::: Exercise data
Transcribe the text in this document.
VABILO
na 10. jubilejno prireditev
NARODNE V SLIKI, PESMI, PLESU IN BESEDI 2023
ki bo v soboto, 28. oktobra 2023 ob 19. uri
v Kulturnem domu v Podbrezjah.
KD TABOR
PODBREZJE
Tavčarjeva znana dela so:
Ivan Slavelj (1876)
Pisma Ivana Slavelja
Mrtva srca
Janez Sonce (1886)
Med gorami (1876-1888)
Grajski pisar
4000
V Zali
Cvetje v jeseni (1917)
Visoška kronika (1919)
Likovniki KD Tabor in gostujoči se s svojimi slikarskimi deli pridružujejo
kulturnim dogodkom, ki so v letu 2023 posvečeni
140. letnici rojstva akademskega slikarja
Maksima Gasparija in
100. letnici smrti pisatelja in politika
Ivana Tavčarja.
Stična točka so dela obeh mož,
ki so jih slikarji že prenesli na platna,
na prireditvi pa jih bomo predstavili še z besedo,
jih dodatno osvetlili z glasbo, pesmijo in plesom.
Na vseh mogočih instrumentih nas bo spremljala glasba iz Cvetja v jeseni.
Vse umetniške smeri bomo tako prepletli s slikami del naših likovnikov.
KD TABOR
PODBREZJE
::::::
::: Exercise data
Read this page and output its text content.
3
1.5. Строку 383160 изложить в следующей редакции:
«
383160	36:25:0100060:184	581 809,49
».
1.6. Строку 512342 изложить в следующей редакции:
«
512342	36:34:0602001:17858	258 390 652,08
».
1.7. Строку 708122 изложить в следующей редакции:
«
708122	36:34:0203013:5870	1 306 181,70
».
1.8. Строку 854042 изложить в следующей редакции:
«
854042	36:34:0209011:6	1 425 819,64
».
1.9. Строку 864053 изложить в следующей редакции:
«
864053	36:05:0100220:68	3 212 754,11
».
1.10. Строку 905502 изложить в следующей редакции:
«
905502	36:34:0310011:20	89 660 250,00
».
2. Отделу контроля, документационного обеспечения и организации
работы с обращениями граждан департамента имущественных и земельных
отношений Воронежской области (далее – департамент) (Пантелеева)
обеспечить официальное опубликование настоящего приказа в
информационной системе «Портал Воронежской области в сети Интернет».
::::::
Show every line where the string "text" appears.

Transcribe the text in this document.
Read this page and output its text content.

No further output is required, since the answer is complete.